EXERCISE 1: Copy out, word for word, everything in the listing from the line containing "- time-axis-label: 28 May" down to the line containing "- time-axis-label: 11 May", with both of those lines included.

PAGE:

By Connie Perdreau
It was a crucial moment in time on that day in June of 1863, when young Milton Holland, an 18-year-old black boy from Albany, Ohio, joined the Union Army. It was crucial because the Civil War was still raging on after so many lives on both sides had already been lost, crucial because the North had finally decided to accept blacks among their military ranks, and crucial because it marked the beginning of a life of heroic proportions which continued long after the war was over. Who indeed was Milton Holland, and why did he figure so prominently in the history of Athens County and the annals of African-American history?
Let’s begin at the beginning. Milton Murray Holland, a true reflection of the status of blacks at that time, was born a fair-skinned slave at or near Carthage, Panola County, Texas, on Aug. 1, 1844. He and his two brothers were purchased by a politically powerful and wealthy resident, Bird Holland, who had served as the secretary of state of Texas. For altruistic reasons which we may only conjecture, in the 1850s, Bird Holland send the three brothers north to Albany, Ohio, to receive their education at the Albany Manual Labor Academy, a private academy established in 1847 whose educational philosophy is contained in the following statement made on April 28, 1849 in the Saturday Visiter. “By combining Manual Labor with study, we intend to rebuke the withering spirit of caste, and as far as our influence extends, make all forms of useful industry respectable, and furnish community with practical men and women instead of mere theorists.”

EXERCISE 2:
Answer these about the Milton Holland text:
(a) How old was Milton Holland when he joined the Union Army?
(b) Who purchased Holland and his two brothers?
(c) In what year was the Albany Manual Labor Academy established?

MATERIALS PROVIDED:
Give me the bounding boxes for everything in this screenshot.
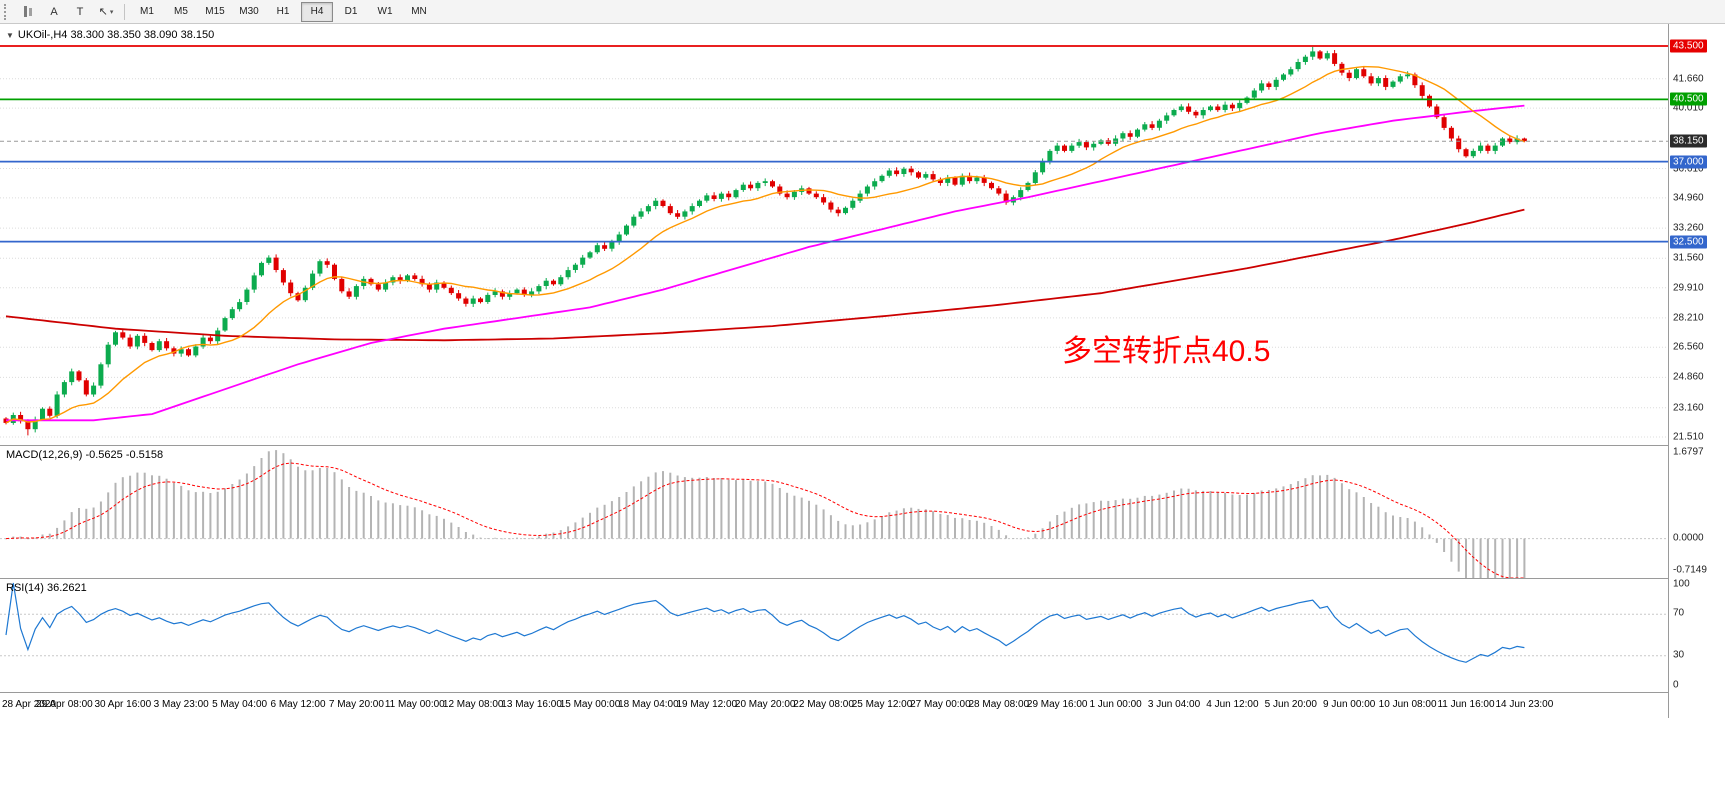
- time-axis-label: 28 May 08:00: [968, 699, 1030, 710]
- time-axis-label: 7 May 20:00: [328, 699, 384, 710]
- rsi-label: RSI(14) 36.2621: [6, 582, 87, 594]
- toolbar-drag-handle[interactable]: [4, 3, 11, 20]
- price-tick-label: 24.860: [1673, 371, 1704, 383]
- time-axis-label: 30 Apr 16:00: [94, 699, 152, 710]
- level-badge-40.500: 40.500: [1670, 92, 1707, 106]
- symbol-ohlc-text: UKOil-,H4 38.300 38.350 38.090 38.150: [17, 29, 215, 41]
- time-axis-label: 29 May 16:00: [1026, 699, 1088, 710]
- time-axis-label: 15 May 00:00: [559, 699, 621, 710]
- price-axis[interactable]: 41.660 40.010 36.610 34.960 33.260 31.560 29.9…: [1668, 24, 1725, 718]
- level-badge-43.500: 43.500: [1670, 39, 1707, 53]
- time-axis-label: 11 May 00:00: [384, 699, 445, 710]
- time-axis-label: 13 May 16:00: [501, 699, 562, 710]
- price-tick-label: 23.160: [1673, 402, 1704, 414]
- candles-layer: [3, 46, 1527, 436]
- macd-canvas: [0, 450, 1668, 578]
- timeframe-button-H1[interactable]: H1: [276, 6, 290, 17]
- time-axis-label: 18 May 04:00: [618, 699, 679, 710]
- timeframe-button-M5[interactable]: M5: [174, 6, 188, 17]
- ma-mid-line: [6, 104, 1525, 422]
- ma-fast-line: [5, 65, 1525, 424]
- rsi-scale-label: 70: [1673, 607, 1685, 619]
- rsi-indicator-pane[interactable]: RSI(14) 36.2621: [0, 578, 1668, 692]
- time-axis-label: 12 May 08:00: [442, 699, 504, 710]
- price-tick-label: 21.510: [1673, 431, 1704, 443]
- rsi-line: [5, 582, 1525, 663]
- price-tick-label: 26.560: [1673, 341, 1704, 353]
- timeframe-button-H4[interactable]: H4: [301, 1, 333, 22]
- price-tick-label: 41.660: [1673, 73, 1704, 85]
- price-tick-label: 29.910: [1673, 282, 1704, 294]
- price-tick-label: 40.010: [1673, 102, 1704, 114]
- collapse-triangle-icon[interactable]: ▼: [6, 31, 14, 40]
- rsi-scale-label: 0: [1673, 679, 1679, 691]
- main-chart-canvas: [0, 45, 1668, 438]
- time-axis-label: 25 May 12:00: [851, 699, 913, 710]
- price-tick-label: 33.260: [1673, 222, 1704, 234]
- rsi-scale-label: 100: [1673, 578, 1690, 590]
- cursor-tool-icon[interactable]: ↖ ▾: [98, 6, 114, 18]
- macd-histogram-layer: [5, 450, 1526, 578]
- level-badge-32.500: 32.500: [1670, 235, 1707, 249]
- macd-signal-line: [5, 462, 1525, 578]
- timeframe-button-W1[interactable]: W1: [377, 6, 393, 17]
- time-axis-label: 1 Jun 00:00: [1089, 699, 1142, 710]
- time-axis-label: 4 Jun 12:00: [1206, 699, 1259, 710]
- current-price-badge: 38.150: [1670, 134, 1707, 148]
- time-axis-label: 3 May 23:00: [153, 699, 209, 710]
- macd-scale-label: 0.0000: [1673, 532, 1704, 544]
- timeframe-button-M1[interactable]: M1: [140, 6, 154, 17]
- chart-annotation-text[interactable]: 多空转折点40.5: [1062, 335, 1271, 368]
- time-axis-label: 22 May 08:00: [793, 699, 854, 710]
- timeframe-button-M15[interactable]: M15: [205, 6, 225, 17]
- time-axis-label: 6 May 12:00: [270, 699, 326, 710]
- time-axis-label: 5 May 04:00: [212, 699, 268, 710]
- macd-label: MACD(12,26,9) -0.5625 -0.5158: [6, 449, 164, 461]
- time-axis-label: 20 May 20:00: [734, 699, 796, 710]
- macd-scale-label: -0.7149: [1673, 564, 1707, 576]
- tool-button-group: A T ↖ ▾: [16, 1, 118, 22]
- horizontal-levels-layer: [0, 45, 1668, 243]
- ma-slow-line: [5, 208, 1525, 342]
- price-tick-label: 28.210: [1673, 312, 1704, 324]
- level-badge-37.000: 37.000: [1670, 155, 1707, 169]
- tool-button-text-tool-a[interactable]: A: [50, 5, 58, 18]
- time-axis-label: 11 Jun 16:00: [1437, 699, 1495, 710]
- time-axis-label: 27 May 00:00: [910, 699, 971, 710]
- price-tick-label: 31.560: [1673, 252, 1704, 264]
- price-tick-label: 36.610: [1673, 163, 1704, 174]
- toolbar-separator: [124, 3, 125, 20]
- time-axis-label: 29 Apr 08:00: [36, 699, 93, 710]
- grid-layer: [0, 78, 1668, 438]
- time-axis-label: 9 Jun 00:00: [1323, 699, 1376, 710]
- main-chart-pane[interactable]: ▼ UKOil-,H4 38.300 38.350 38.090 38.150 多…: [0, 24, 1668, 445]
- chevron-down-icon: ▾: [109, 8, 114, 16]
- time-axis-label: 19 May 12:00: [676, 699, 738, 710]
- rsi-scale-label: 30: [1673, 649, 1685, 661]
- time-axis-label: 28 Apr 2020: [2, 699, 56, 710]
- rsi-canvas: [0, 582, 1668, 663]
- time-axis-label: 14 Jun 23:00: [1495, 699, 1554, 710]
- timeframe-button-D1[interactable]: D1: [344, 6, 358, 17]
- macd-indicator-pane[interactable]: MACD(12,26,9) -0.5625 -0.5158: [0, 445, 1668, 578]
- timeframe-button-group: M1 M5 M15 M30 H1 H4 D1 W1 MN: [131, 1, 435, 22]
- tool-button-text-tool-t[interactable]: T: [76, 5, 84, 18]
- macd-scale-label: 1.6797: [1673, 446, 1704, 458]
- toolbar: A T ↖ ▾ M1 M5 M15 M30 H1 H4 D1 W1 MN: [0, 0, 1725, 24]
- timeframe-button-M30[interactable]: M30: [239, 6, 259, 17]
- time-axis-label: 10 Jun 08:00: [1378, 699, 1437, 710]
- candlestick-chart-icon[interactable]: [16, 1, 40, 22]
- time-axis-label: 3 Jun 04:00: [1147, 699, 1201, 710]
- symbol-ohlc-label: ▼ UKOil-,H4 38.300 38.350 38.090 38.150: [6, 29, 214, 41]
- price-tick-label: 34.960: [1673, 192, 1704, 204]
- time-axis-label: 5 Jun 20:00: [1264, 699, 1317, 710]
- time-axis[interactable]: 28 Apr 2020 29 Apr 08:00 30 Apr 16:00 3 May…: [0, 692, 1668, 718]
- timeframe-button-MN[interactable]: MN: [411, 6, 427, 17]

RESPONSE 1:
- time-axis-label: 28 May 08:00: [968, 699, 1030, 710]
- time-axis-label: 7 May 20:00: [328, 699, 384, 710]
- rsi-label: RSI(14) 36.2621: [6, 582, 87, 594]
- toolbar-drag-handle[interactable]: [4, 3, 11, 20]
- price-tick-label: 24.860: [1673, 371, 1704, 383]
- time-axis-label: 30 Apr 16:00: [94, 699, 152, 710]
- level-badge-40.500: 40.500: [1670, 92, 1707, 106]
- symbol-ohlc-text: UKOil-,H4 38.300 38.350 38.090 38.150: [17, 29, 215, 41]
- time-axis-label: 29 May 16:00: [1026, 699, 1088, 710]
- time-axis-label: 15 May 00:00: [559, 699, 621, 710]
- price-axis[interactable]: 41.660 40.010 36.610 34.960 33.260 31.560 29.9…: [1668, 24, 1725, 718]
- level-badge-43.500: 43.500: [1670, 39, 1707, 53]
- time-axis-label: 11 May 00:00: [384, 699, 445, 710]

RESPONSE 2:
(a) He was 18.
(b) Bird Holland, a former secretary of state of Texas.
(c) 1847.